■ Requirements ■
Print the records below word for word, but leave out the pictures.

(Entries from a visual dataset)
----

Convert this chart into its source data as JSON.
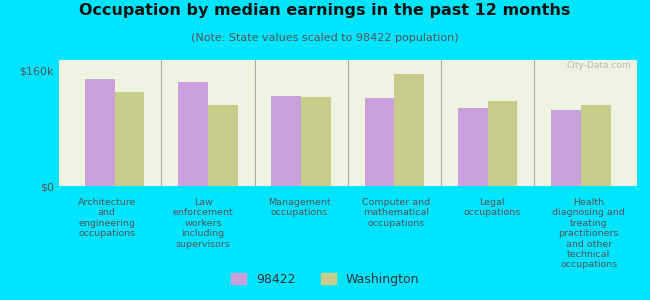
{
  "title": "Occupation by median earnings in the past 12 months",
  "subtitle": "(Note: State values scaled to 98422 population)",
  "background_color": "#00e5ff",
  "plot_bg_color": "#eef2e0",
  "categories": [
    "Architecture\nand\nengineering\noccupations",
    "Law\nenforcement\nworkers\nincluding\nsupervisors",
    "Management\noccupations",
    "Computer and\nmathematical\noccupations",
    "Legal\noccupations",
    "Health\ndiagnosing and\ntreating\npractitioners\nand other\ntechnical\noccupations"
  ],
  "values_98422": [
    148000,
    145000,
    125000,
    122000,
    108000,
    105000
  ],
  "values_washington": [
    130000,
    112000,
    123000,
    155000,
    118000,
    112000
  ],
  "color_98422": "#c9a0dc",
  "color_washington": "#c8cc8a",
  "ylim": [
    0,
    175000
  ],
  "yticks": [
    0,
    160000
  ],
  "ytick_labels": [
    "$0",
    "$160k"
  ],
  "legend_labels": [
    "98422",
    "Washington"
  ],
  "watermark": "City-Data.com"
}
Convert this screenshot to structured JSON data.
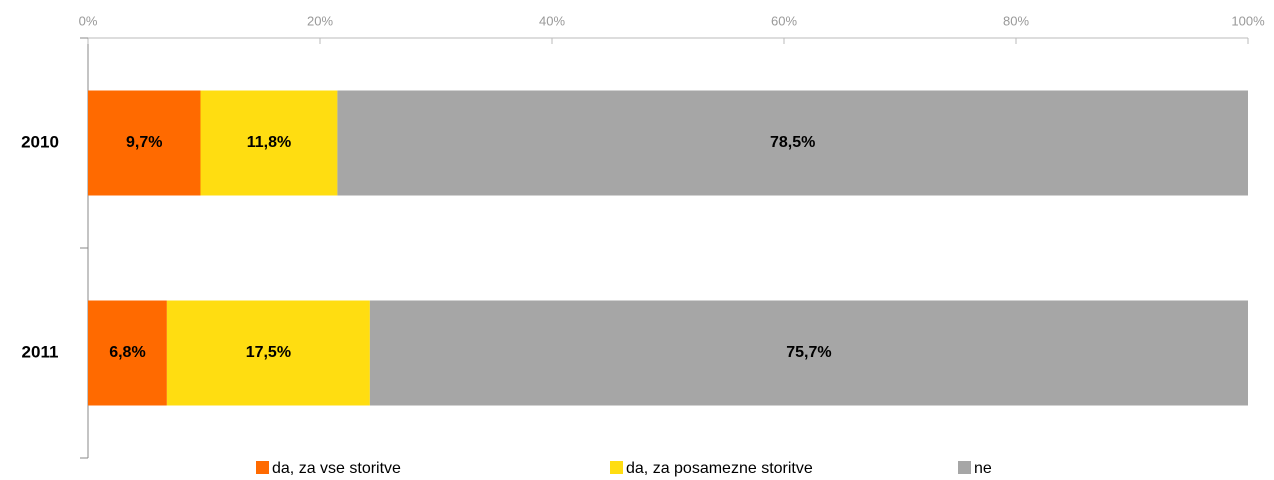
{
  "chart_data": {
    "type": "stacked_bar_horizontal",
    "categories": [
      "2010",
      "2011"
    ],
    "series": [
      {
        "name": "da, za vse storitve",
        "color": "#ff6a00",
        "values": [
          9.7,
          6.8
        ],
        "value_labels": [
          "9,7%",
          "6,8%"
        ]
      },
      {
        "name": "da, za posamezne storitve",
        "color": "#ffdd11",
        "values": [
          11.8,
          17.5
        ],
        "value_labels": [
          "11,8%",
          "17,5%"
        ]
      },
      {
        "name": "ne",
        "color": "#a6a6a6",
        "values": [
          78.5,
          75.7
        ],
        "value_labels": [
          "78,5%",
          "75,7%"
        ]
      }
    ],
    "xlim": [
      0,
      100
    ],
    "xticks": [
      {
        "value": 0,
        "label": "0%"
      },
      {
        "value": 20,
        "label": "20%"
      },
      {
        "value": 40,
        "label": "40%"
      },
      {
        "value": 60,
        "label": "60%"
      },
      {
        "value": 80,
        "label": "80%"
      },
      {
        "value": 100,
        "label": "100%"
      }
    ],
    "legend": "bottom"
  }
}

----

■ Right answer ■
Convert this chart into its source data as JSON.
{
  "title": "Occupation by median earnings in the past 12 months",
  "subtitle": "(Note: State values scaled to 98422 population)",
  "background_color": "#00e5ff",
  "plot_bg_color": "#eef2e0",
  "categories": [
    "Architecture\nand\nengineering\noccupations",
    "Law\nenforcement\nworkers\nincluding\nsupervisors",
    "Management\noccupations",
    "Computer and\nmathematical\noccupations",
    "Legal\noccupations",
    "Health\ndiagnosing and\ntreating\npractitioners\nand other\ntechnical\noccupations"
  ],
  "values_98422": [
    148000,
    145000,
    125000,
    122000,
    108000,
    105000
  ],
  "values_washington": [
    130000,
    112000,
    123000,
    155000,
    118000,
    112000
  ],
  "color_98422": "#c9a0dc",
  "color_washington": "#c8cc8a",
  "ylim": [
    0,
    175000
  ],
  "yticks": [
    0,
    160000
  ],
  "ytick_labels": [
    "$0",
    "$160k"
  ],
  "legend_labels": [
    "98422",
    "Washington"
  ],
  "watermark": "City-Data.com"
}
Convert this screenshot to structured JSON data.
{
  "chart_data": {
    "type": "stacked_bar_horizontal",
    "categories": [
      "2010",
      "2011"
    ],
    "series": [
      {
        "name": "da, za vse storitve",
        "color": "#ff6a00",
        "values": [
          9.7,
          6.8
        ],
        "value_labels": [
          "9,7%",
          "6,8%"
        ]
      },
      {
        "name": "da, za posamezne storitve",
        "color": "#ffdd11",
        "values": [
          11.8,
          17.5
        ],
        "value_labels": [
          "11,8%",
          "17,5%"
        ]
      },
      {
        "name": "ne",
        "color": "#a6a6a6",
        "values": [
          78.5,
          75.7
        ],
        "value_labels": [
          "78,5%",
          "75,7%"
        ]
      }
    ],
    "xlim": [
      0,
      100
    ],
    "xticks": [
      {
        "value": 0,
        "label": "0%"
      },
      {
        "value": 20,
        "label": "20%"
      },
      {
        "value": 40,
        "label": "40%"
      },
      {
        "value": 60,
        "label": "60%"
      },
      {
        "value": 80,
        "label": "80%"
      },
      {
        "value": 100,
        "label": "100%"
      }
    ],
    "legend": "bottom"
  }
}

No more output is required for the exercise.